**** Supplied data ****
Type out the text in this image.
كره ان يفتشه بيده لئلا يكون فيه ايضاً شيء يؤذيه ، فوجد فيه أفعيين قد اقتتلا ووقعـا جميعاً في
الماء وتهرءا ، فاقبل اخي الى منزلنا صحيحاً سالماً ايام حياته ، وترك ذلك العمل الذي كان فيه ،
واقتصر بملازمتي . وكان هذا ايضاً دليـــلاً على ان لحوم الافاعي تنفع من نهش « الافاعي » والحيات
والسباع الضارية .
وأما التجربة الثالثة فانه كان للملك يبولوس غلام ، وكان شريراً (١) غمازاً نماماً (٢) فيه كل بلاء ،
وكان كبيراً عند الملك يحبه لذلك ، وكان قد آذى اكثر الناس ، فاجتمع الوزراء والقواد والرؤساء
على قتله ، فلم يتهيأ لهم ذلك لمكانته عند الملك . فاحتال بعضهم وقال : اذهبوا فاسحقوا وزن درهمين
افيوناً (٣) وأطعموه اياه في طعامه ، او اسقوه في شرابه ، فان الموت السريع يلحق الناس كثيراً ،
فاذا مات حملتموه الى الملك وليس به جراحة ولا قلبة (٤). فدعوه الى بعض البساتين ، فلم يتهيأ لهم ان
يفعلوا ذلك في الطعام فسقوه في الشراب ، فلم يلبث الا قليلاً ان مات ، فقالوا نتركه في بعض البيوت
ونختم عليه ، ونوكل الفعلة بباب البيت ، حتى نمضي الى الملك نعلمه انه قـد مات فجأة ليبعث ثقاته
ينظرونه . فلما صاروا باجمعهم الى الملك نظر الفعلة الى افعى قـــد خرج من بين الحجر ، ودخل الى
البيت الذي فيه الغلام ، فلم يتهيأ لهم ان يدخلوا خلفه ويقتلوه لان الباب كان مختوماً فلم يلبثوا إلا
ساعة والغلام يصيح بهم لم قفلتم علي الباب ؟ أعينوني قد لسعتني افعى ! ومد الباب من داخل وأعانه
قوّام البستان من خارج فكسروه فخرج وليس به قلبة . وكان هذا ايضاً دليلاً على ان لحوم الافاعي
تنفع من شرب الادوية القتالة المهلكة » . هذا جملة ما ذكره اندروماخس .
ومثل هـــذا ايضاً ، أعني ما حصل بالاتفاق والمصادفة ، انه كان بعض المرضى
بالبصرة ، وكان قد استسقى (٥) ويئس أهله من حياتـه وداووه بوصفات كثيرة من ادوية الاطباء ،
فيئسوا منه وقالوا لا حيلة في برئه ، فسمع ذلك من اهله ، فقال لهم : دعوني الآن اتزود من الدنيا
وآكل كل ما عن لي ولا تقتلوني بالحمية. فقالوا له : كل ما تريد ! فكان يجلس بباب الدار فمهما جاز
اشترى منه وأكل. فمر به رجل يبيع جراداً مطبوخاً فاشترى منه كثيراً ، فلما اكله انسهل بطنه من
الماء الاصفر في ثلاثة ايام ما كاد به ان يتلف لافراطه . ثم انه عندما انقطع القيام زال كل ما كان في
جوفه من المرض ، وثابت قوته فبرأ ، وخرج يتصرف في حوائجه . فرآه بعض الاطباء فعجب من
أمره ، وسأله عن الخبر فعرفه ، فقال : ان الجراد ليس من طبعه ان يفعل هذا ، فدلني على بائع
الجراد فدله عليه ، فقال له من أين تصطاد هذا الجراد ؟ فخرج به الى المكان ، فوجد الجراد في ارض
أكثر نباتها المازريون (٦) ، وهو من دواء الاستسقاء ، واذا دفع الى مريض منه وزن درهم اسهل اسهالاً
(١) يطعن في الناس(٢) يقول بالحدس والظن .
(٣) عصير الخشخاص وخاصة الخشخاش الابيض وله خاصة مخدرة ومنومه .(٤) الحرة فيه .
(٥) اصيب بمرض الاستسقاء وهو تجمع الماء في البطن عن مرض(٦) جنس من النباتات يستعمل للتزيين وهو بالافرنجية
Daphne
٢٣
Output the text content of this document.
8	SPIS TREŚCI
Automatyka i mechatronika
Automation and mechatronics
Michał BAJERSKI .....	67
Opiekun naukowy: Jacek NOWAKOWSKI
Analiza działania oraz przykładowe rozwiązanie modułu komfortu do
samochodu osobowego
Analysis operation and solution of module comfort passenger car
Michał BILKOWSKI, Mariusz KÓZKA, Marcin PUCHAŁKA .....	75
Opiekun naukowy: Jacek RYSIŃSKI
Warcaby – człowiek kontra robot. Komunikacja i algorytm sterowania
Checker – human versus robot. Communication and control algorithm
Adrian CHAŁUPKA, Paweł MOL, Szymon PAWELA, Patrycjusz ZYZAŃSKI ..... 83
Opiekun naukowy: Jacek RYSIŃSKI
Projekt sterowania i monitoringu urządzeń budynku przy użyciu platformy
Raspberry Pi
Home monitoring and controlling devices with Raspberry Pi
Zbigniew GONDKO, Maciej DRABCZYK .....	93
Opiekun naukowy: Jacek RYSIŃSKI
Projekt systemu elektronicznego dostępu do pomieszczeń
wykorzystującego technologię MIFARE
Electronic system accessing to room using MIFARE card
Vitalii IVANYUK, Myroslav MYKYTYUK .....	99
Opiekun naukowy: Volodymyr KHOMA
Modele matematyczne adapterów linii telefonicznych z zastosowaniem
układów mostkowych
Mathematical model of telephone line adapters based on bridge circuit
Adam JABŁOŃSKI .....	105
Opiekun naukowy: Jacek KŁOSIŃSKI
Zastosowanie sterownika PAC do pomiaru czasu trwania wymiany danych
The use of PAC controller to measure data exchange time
****
Which lines contain the word "Projekt"? Copy each of them.

Answer to this exercise:
Projekt sterowania i monitoringu urządzeń budynku przy użyciu platformy
Projekt systemu elektronicznego dostępu do pomieszczeń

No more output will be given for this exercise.